Which lines below hold the word "targeta"? Report each one.

SUPPLIED RECORDS ->
<<<<

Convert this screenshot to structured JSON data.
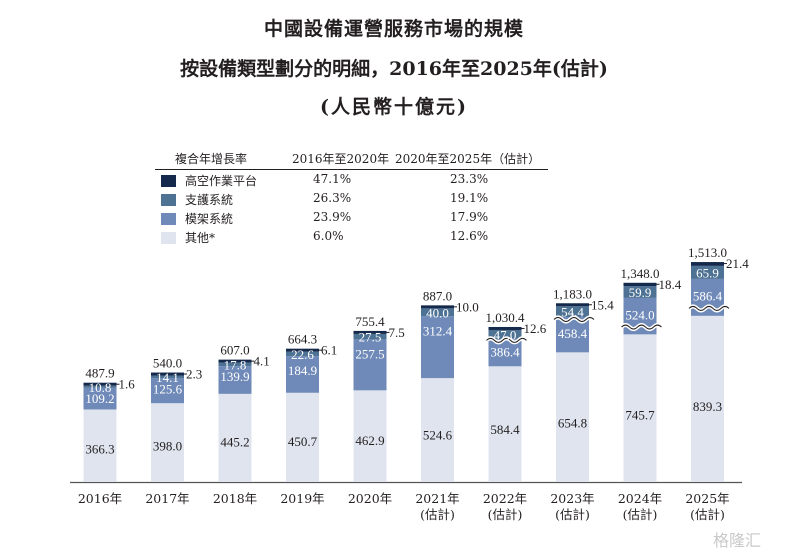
{
  "title": {
    "line1": "中國設備運營服務市場的規模",
    "line2": "按設備類型劃分的明細，2016年至2025年(估計)",
    "line3": "(人民幣十億元)"
  },
  "legend": {
    "header_label": "複合年增長率",
    "header_col1": "2016年至2020年",
    "header_col2": "2020年至2025年（估計）",
    "items": [
      {
        "name": "高空作業平台",
        "cagr1": "47.1%",
        "cagr2": "23.3%",
        "color": "#14294b"
      },
      {
        "name": "支護系統",
        "cagr1": "26.3%",
        "cagr2": "19.1%",
        "color": "#4e7294"
      },
      {
        "name": "模架系統",
        "cagr1": "23.9%",
        "cagr2": "17.9%",
        "color": "#6f8ab8"
      },
      {
        "name": "其他*",
        "cagr1": "6.0%",
        "cagr2": "12.6%",
        "color": "#dfe4ef"
      }
    ]
  },
  "watermark": "格隆汇",
  "chart_data": {
    "type": "bar",
    "stacked": true,
    "title": "中國設備運營服務市場的規模按設備類型劃分的明細，2016年至2025年(估計)",
    "subtitle": "(人民幣十億元)",
    "xlabel": "",
    "ylabel": "人民幣十億元",
    "grid": false,
    "legend_position": "top-left",
    "axis_break_years": [
      "2022年",
      "2023年",
      "2024年",
      "2025年"
    ],
    "categories": [
      {
        "year": "2016年",
        "note": ""
      },
      {
        "year": "2017年",
        "note": ""
      },
      {
        "year": "2018年",
        "note": ""
      },
      {
        "year": "2019年",
        "note": ""
      },
      {
        "year": "2020年",
        "note": ""
      },
      {
        "year": "2021年",
        "note": "(估計)"
      },
      {
        "year": "2022年",
        "note": "(估計)"
      },
      {
        "year": "2023年",
        "note": "(估計)"
      },
      {
        "year": "2024年",
        "note": "(估計)"
      },
      {
        "year": "2025年",
        "note": "(估計)"
      }
    ],
    "totals": [
      "487.9",
      "540.0",
      "607.0",
      "664.3",
      "755.4",
      "887.0",
      "1,030.4",
      "1,183.0",
      "1,348.0",
      "1,513.0"
    ],
    "series": [
      {
        "name": "其他*",
        "values": [
          366.3,
          398.0,
          445.2,
          450.7,
          462.9,
          524.6,
          584.4,
          654.8,
          745.7,
          839.3
        ]
      },
      {
        "name": "模架系統",
        "values": [
          109.2,
          125.6,
          139.9,
          184.9,
          257.5,
          312.4,
          386.4,
          458.4,
          524.0,
          586.4
        ]
      },
      {
        "name": "支護系統",
        "values": [
          10.8,
          14.1,
          17.8,
          22.6,
          27.5,
          40.0,
          47.0,
          54.4,
          59.9,
          65.9
        ]
      },
      {
        "name": "高空作業平台",
        "values": [
          1.6,
          2.3,
          4.1,
          6.1,
          7.5,
          10.0,
          12.6,
          15.4,
          18.4,
          21.4
        ]
      }
    ]
  }
}
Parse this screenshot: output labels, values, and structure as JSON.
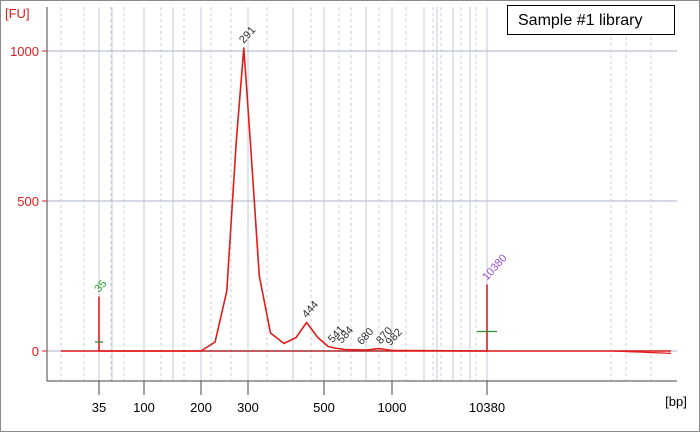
{
  "chart_data": {
    "type": "line",
    "title": "",
    "legend_text": "Sample #1 library",
    "y_unit": "[FU]",
    "x_unit": "[bp]",
    "ylim": [
      -40,
      1100
    ],
    "y_ticks": [
      0,
      500,
      1000
    ],
    "x_ticks": [
      "35",
      "100",
      "200",
      "300",
      "500",
      "1000",
      "10380"
    ],
    "line_color": "#e21b1b",
    "series": [
      {
        "points": [
          [
            35,
            0
          ],
          [
            35,
            180
          ],
          [
            35,
            0
          ],
          [
            200,
            0
          ],
          [
            230,
            30
          ],
          [
            255,
            200
          ],
          [
            275,
            700
          ],
          [
            291,
            1010
          ],
          [
            305,
            700
          ],
          [
            325,
            250
          ],
          [
            350,
            60
          ],
          [
            380,
            25
          ],
          [
            410,
            45
          ],
          [
            444,
            95
          ],
          [
            480,
            45
          ],
          [
            520,
            15
          ],
          [
            550,
            10
          ],
          [
            600,
            5
          ],
          [
            700,
            3
          ],
          [
            850,
            8
          ],
          [
            1000,
            2
          ],
          [
            10380,
            0
          ],
          [
            10380,
            220
          ],
          [
            10380,
            0
          ]
        ]
      }
    ],
    "peak_labels": [
      {
        "text": "35",
        "x": 35,
        "y": 180,
        "color": "#2ca02c"
      },
      {
        "text": "291",
        "x": 291,
        "y": 1010,
        "color": "#333333"
      },
      {
        "text": "444",
        "x": 444,
        "y": 95,
        "color": "#333333"
      },
      {
        "text": "541",
        "x": 541,
        "y": 12,
        "color": "#333333"
      },
      {
        "text": "584",
        "x": 584,
        "y": 10,
        "color": "#333333"
      },
      {
        "text": "680",
        "x": 680,
        "y": 5,
        "color": "#333333"
      },
      {
        "text": "870",
        "x": 870,
        "y": 8,
        "color": "#333333"
      },
      {
        "text": "982",
        "x": 982,
        "y": 3,
        "color": "#333333"
      },
      {
        "text": "10380",
        "x": 10380,
        "y": 220,
        "color": "#9b4fd6"
      }
    ]
  }
}
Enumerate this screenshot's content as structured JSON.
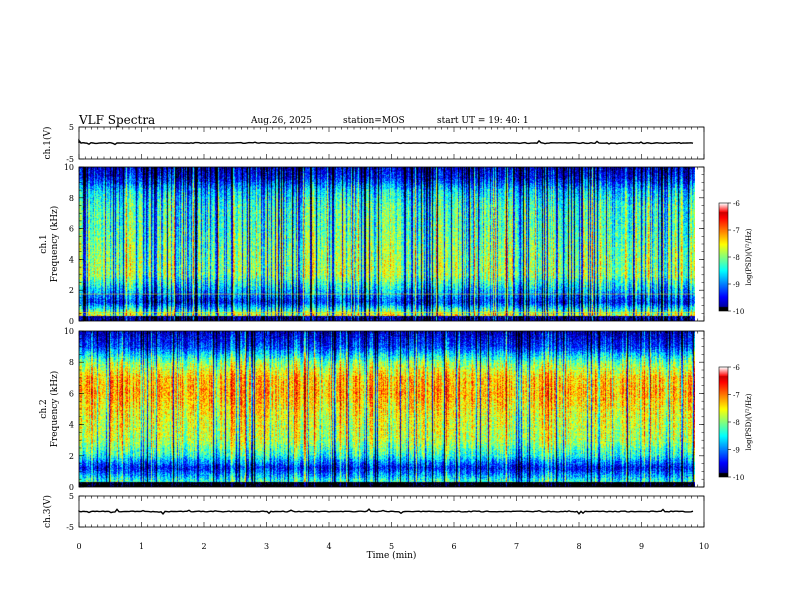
{
  "header": {
    "title": "VLF Spectra",
    "date": "Aug.26, 2025",
    "station": "station=MOS",
    "start_ut": "start UT =   19: 40: 1"
  },
  "chart_data": {
    "type": "heatmap",
    "xlabel": "Time (min)",
    "xlim": [
      0,
      10
    ],
    "x_ticks": [
      "0",
      "1",
      "2",
      "3",
      "4",
      "5",
      "6",
      "7",
      "8",
      "9",
      "10"
    ],
    "data_end_min": 9.85,
    "panels": [
      {
        "id": "ch1-waveform",
        "kind": "waveform",
        "ylabel": "ch.1(V)",
        "ylim": [
          -5,
          5
        ],
        "y_ticks": [
          "5",
          "-5"
        ],
        "baseline": 0
      },
      {
        "id": "ch1-spectrogram",
        "kind": "spectrogram",
        "ylabel_top": "ch.1",
        "ylabel": "Frequency (kHz)",
        "ylim": [
          0,
          10
        ],
        "y_ticks": [
          "0",
          "2",
          "4",
          "6",
          "8",
          "10"
        ],
        "profile_freqs_khz": [
          0.3,
          1.2,
          2.0,
          3.0,
          4.5,
          6.0,
          7.5,
          8.5,
          9.3,
          10.0
        ],
        "profile_levels": [
          -7.4,
          -9.3,
          -8.6,
          -7.8,
          -7.9,
          -8.1,
          -8.2,
          -8.6,
          -9.4,
          -9.7
        ],
        "dark_burst_fraction": 0.28,
        "colorbar": {
          "label": "log(PSD)(V²/Hz)",
          "ticks": [
            "-6",
            "-7",
            "-8",
            "-9",
            "-10"
          ],
          "range": [
            -10,
            -6
          ]
        }
      },
      {
        "id": "ch2-spectrogram",
        "kind": "spectrogram",
        "ylabel_top": "ch.2",
        "ylabel": "Frequency (kHz)",
        "ylim": [
          0,
          10
        ],
        "y_ticks": [
          "0",
          "2",
          "4",
          "6",
          "8",
          "10"
        ],
        "profile_freqs_khz": [
          0.3,
          1.2,
          2.0,
          3.0,
          4.5,
          6.0,
          7.0,
          8.0,
          9.0,
          10.0
        ],
        "profile_levels": [
          -8.3,
          -9.5,
          -8.4,
          -7.8,
          -7.6,
          -7.2,
          -7.3,
          -8.0,
          -9.3,
          -9.8
        ],
        "dark_burst_fraction": 0.12,
        "colorbar": {
          "label": "log(PSD)(V²/Hz)",
          "ticks": [
            "-6",
            "-7",
            "-8",
            "-9",
            "-10"
          ],
          "range": [
            -10,
            -6
          ]
        }
      },
      {
        "id": "ch3-waveform",
        "kind": "waveform",
        "ylabel": "ch.3(V)",
        "ylim": [
          -5,
          5
        ],
        "y_ticks": [
          "5",
          "-5"
        ],
        "baseline": 0
      }
    ]
  }
}
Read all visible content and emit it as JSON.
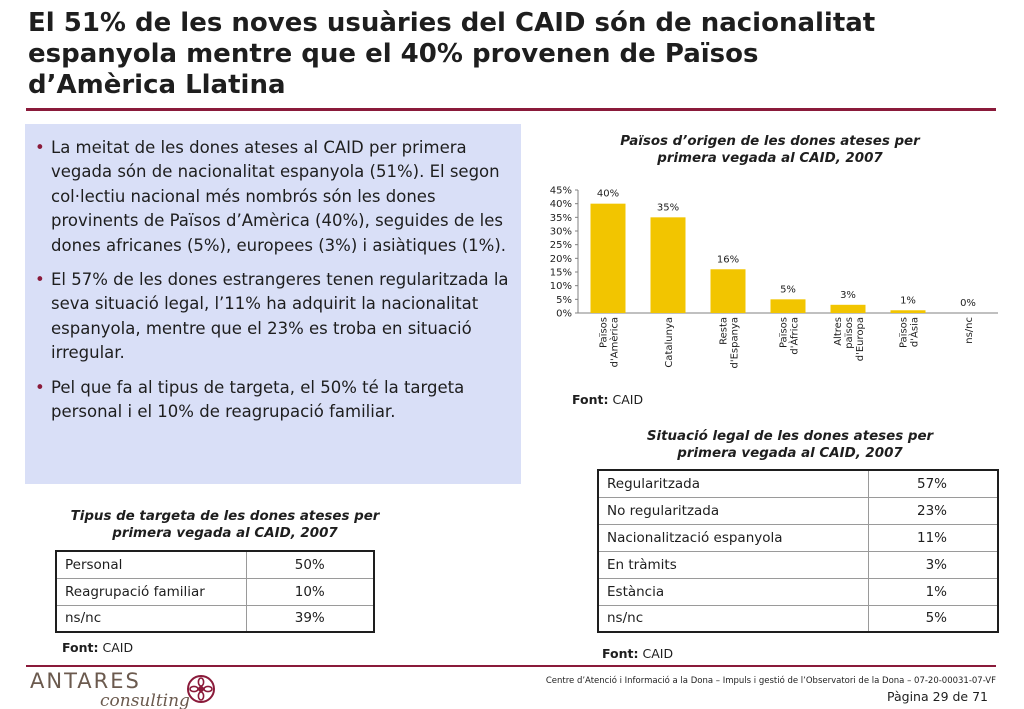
{
  "title": {
    "line1": "El 51% de les noves usuàries del CAID són de nacionalitat",
    "line2": "espanyola mentre que el 40% provenen de Països",
    "line3": "d’Amèrica Llatina"
  },
  "bullets": [
    "La meitat de les dones ateses al CAID per primera vegada són de nacionalitat espanyola (51%). El segon col·lectiu nacional més nombrós són les dones provinents de Països d’Amèrica (40%), seguides de les dones africanes (5%), europees (3%) i asiàtiques (1%).",
    "El 57% de les dones estrangeres tenen regularitzada la seva situació legal, l’11% ha adquirit la nacionalitat espanyola, mentre que el 23% es troba en situació irregular.",
    "Pel que fa al tipus de targeta, el 50% té la targeta personal i el 10% de reagrupació familiar."
  ],
  "chart_data": {
    "type": "bar",
    "title": "Països d’origen de les dones ateses per primera vegada al CAID, 2007",
    "title_line1": "Països d’origen de les dones ateses per",
    "title_line2": "primera vegada al CAID, 2007",
    "categories": [
      [
        "Països",
        "d'Amèrica"
      ],
      [
        "Catalunya"
      ],
      [
        "Resta",
        "d'Espanya"
      ],
      [
        "Països",
        "d'Àfrica"
      ],
      [
        "Altres",
        "països",
        "d'Europa"
      ],
      [
        "Països",
        "d'Àsia"
      ],
      [
        "ns/nc"
      ]
    ],
    "values": [
      40,
      35,
      16,
      5,
      3,
      1,
      0
    ],
    "value_labels": [
      "40%",
      "35%",
      "16%",
      "5%",
      "3%",
      "1%",
      "0%"
    ],
    "ylim": [
      0,
      45
    ],
    "yticks": [
      "0%",
      "5%",
      "10%",
      "15%",
      "20%",
      "25%",
      "30%",
      "35%",
      "40%",
      "45%"
    ],
    "bar_color": "#f2c500",
    "xlabel": "",
    "ylabel": ""
  },
  "source": {
    "label": "Font:",
    "value": "CAID"
  },
  "legal_table": {
    "title_line1": "Situació legal de les dones ateses per",
    "title_line2": "primera vegada al CAID, 2007",
    "rows": [
      {
        "label": "Regularitzada",
        "value": "57%"
      },
      {
        "label": "No regularitzada",
        "value": "23%"
      },
      {
        "label": "Nacionalització espanyola",
        "value": "11%"
      },
      {
        "label": "En tràmits",
        "value": "3%"
      },
      {
        "label": "Estància",
        "value": "1%"
      },
      {
        "label": "ns/nc",
        "value": "5%"
      }
    ]
  },
  "card_table": {
    "title_line1": "Tipus de targeta de les dones ateses per",
    "title_line2": "primera vegada al CAID, 2007",
    "rows": [
      {
        "label": "Personal",
        "value": "50%"
      },
      {
        "label": "Reagrupació familiar",
        "value": "10%"
      },
      {
        "label": "ns/nc",
        "value": "39%"
      }
    ]
  },
  "footer": {
    "logo_word1": "ANTARES",
    "logo_word2": "consulting",
    "text": "Centre d’Atenció i Informació a la Dona – Impuls i gestió de l’Observatori de la Dona – 07-20-00031-07-VF",
    "page": "Pàgina 29 de 71"
  },
  "colors": {
    "accent": "#8a1a3a",
    "box_bg": "#d9dff7",
    "bar": "#f2c500"
  }
}
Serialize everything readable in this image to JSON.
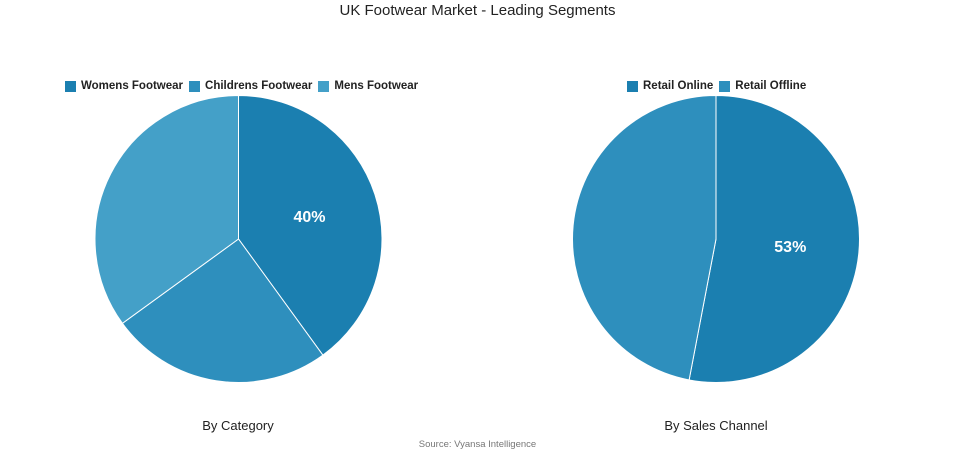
{
  "title": "UK Footwear Market - Leading Segments",
  "source": "Source: Vyansa Intelligence",
  "chart_data": [
    {
      "type": "pie",
      "caption": "By Category",
      "labels": [
        "Womens Footwear",
        "Childrens Footwear",
        "Mens Footwear"
      ],
      "values": [
        40,
        25,
        35
      ],
      "colors": [
        "#1b7fb0",
        "#2e8fbd",
        "#44a0c8"
      ],
      "data_labels": [
        "40%",
        "",
        ""
      ],
      "legend_position": "top"
    },
    {
      "type": "pie",
      "caption": "By Sales Channel",
      "labels": [
        "Retail Online",
        "Retail Offline"
      ],
      "values": [
        53,
        47
      ],
      "colors": [
        "#1b7fb0",
        "#2e8fbd"
      ],
      "data_labels": [
        "53%",
        ""
      ],
      "legend_position": "top"
    }
  ]
}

>>>>

RESPONSE ->
    "Pel que fa al tipus de targeta, el 50% té la targeta personal i el 10% de reagrupació familiar."
    "title_line1": "Tipus de targeta de les dones ateses per",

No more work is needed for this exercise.